<<<<

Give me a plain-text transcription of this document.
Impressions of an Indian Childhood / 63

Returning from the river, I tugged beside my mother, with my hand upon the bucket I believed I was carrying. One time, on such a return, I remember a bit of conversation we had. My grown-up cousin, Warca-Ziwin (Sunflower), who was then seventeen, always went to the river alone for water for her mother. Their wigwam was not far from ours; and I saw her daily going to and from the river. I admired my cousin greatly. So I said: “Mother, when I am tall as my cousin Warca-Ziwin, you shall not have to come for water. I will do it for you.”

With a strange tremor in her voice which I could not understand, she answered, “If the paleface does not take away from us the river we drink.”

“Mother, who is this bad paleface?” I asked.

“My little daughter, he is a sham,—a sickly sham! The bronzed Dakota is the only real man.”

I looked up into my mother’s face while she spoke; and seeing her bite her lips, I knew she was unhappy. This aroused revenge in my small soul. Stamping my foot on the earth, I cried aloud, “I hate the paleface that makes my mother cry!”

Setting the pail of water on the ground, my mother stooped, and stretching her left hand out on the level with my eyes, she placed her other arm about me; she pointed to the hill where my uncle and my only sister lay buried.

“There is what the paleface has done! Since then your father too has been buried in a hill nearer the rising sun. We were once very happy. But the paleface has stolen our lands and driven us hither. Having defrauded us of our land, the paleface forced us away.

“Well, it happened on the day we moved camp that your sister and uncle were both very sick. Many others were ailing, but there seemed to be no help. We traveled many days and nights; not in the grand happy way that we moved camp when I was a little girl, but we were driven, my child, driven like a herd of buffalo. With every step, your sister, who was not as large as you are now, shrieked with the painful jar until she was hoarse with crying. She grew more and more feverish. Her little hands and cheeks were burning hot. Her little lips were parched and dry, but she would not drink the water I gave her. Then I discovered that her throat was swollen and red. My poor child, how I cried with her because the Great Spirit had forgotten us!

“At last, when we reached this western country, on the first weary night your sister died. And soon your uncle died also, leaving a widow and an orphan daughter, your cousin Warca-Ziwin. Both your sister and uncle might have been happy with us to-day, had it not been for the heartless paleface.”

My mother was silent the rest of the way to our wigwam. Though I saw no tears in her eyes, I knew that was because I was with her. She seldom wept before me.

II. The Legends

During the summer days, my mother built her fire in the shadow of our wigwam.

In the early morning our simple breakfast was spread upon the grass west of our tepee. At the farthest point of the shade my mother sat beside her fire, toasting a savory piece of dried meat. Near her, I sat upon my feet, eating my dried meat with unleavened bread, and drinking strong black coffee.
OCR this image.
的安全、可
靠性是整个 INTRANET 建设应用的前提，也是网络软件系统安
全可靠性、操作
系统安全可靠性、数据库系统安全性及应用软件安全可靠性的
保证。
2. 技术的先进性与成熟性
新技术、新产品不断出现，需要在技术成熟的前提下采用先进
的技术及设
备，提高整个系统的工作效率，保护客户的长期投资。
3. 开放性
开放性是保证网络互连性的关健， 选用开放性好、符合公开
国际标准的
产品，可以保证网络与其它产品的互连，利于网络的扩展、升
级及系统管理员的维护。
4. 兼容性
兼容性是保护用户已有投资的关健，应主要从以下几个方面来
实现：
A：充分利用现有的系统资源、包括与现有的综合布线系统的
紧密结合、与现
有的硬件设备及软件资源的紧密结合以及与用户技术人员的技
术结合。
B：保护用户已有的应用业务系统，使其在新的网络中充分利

>>>>

* [Directions]
Find each line with the string "Warca" and copy it out.

* [Exercise solution]
Returning from the river, I tugged beside my mother, with my hand upon the bucket I believed I was carrying. One time, on such a return, I remember a bit of conversation we had. My grown-up cousin, Warca-Ziwin (Sunflower), who was then seventeen, always went to the river alone for water for her mother. Their wigwam was not far from ours; and I saw her daily going to and from the river. I admired my cousin greatly. So I said: “Mother, when I am tall as my cousin Warca-Ziwin, you shall not have to come for water. I will do it for you.”
“At last, when we reached this western country, on the first weary night your sister died. And soon your uncle died also, leaving a widow and an orphan daughter, your cousin Warca-Ziwin. Both your sister and uncle might have been happy with us to-day, had it not been for the heartless paleface.”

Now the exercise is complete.